> [Records]:
-- Start --
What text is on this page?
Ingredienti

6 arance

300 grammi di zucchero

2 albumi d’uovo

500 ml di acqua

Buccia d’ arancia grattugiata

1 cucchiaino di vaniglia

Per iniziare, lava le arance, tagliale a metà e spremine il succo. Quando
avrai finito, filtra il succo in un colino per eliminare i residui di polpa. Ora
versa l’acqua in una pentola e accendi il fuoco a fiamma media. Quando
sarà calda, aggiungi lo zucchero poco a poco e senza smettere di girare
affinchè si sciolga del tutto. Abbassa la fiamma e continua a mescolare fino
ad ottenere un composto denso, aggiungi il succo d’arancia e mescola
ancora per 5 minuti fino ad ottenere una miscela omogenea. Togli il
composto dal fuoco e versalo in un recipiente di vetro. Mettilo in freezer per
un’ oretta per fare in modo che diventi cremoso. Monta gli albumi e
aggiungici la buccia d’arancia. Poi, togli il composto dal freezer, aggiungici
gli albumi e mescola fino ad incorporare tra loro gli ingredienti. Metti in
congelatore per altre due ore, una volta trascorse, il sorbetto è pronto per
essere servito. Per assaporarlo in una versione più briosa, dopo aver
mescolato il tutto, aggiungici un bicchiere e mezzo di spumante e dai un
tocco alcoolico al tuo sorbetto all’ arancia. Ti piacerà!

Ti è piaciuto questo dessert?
-- End --
> [Task to complete]: Each line of the material should be echoed exactly.

> [Task response]:
What text is on this page?
Ingredienti

6 arance

300 grammi di zucchero

2 albumi d’uovo

500 ml di acqua

Buccia d’ arancia grattugiata

1 cucchiaino di vaniglia

Per iniziare, lava le arance, tagliale a metà e spremine il succo. Quando
avrai finito, filtra il succo in un colino per eliminare i residui di polpa. Ora
versa l’acqua in una pentola e accendi il fuoco a fiamma media. Quando
sarà calda, aggiungi lo zucchero poco a poco e senza smettere di girare
affinchè si sciolga del tutto. Abbassa la fiamma e continua a mescolare fino
ad ottenere un composto denso, aggiungi il succo d’arancia e mescola
ancora per 5 minuti fino ad ottenere una miscela omogenea. Togli il
composto dal fuoco e versalo in un recipiente di vetro. Mettilo in freezer per
un’ oretta per fare in modo che diventi cremoso. Monta gli albumi e
aggiungici la buccia d’arancia. Poi, togli il composto dal freezer, aggiungici
gli albumi e mescola fino ad incorporare tra loro gli ingredienti. Metti in
congelatore per altre due ore, una volta trascorse, il sorbetto è pronto per
essere servito. Per assaporarlo in una versione più briosa, dopo aver
mescolato il tutto, aggiungici un bicchiere e mezzo di spumante e dai un
tocco alcoolico al tuo sorbetto all’ arancia. Ti piacerà!

Ti è piaciuto questo dessert?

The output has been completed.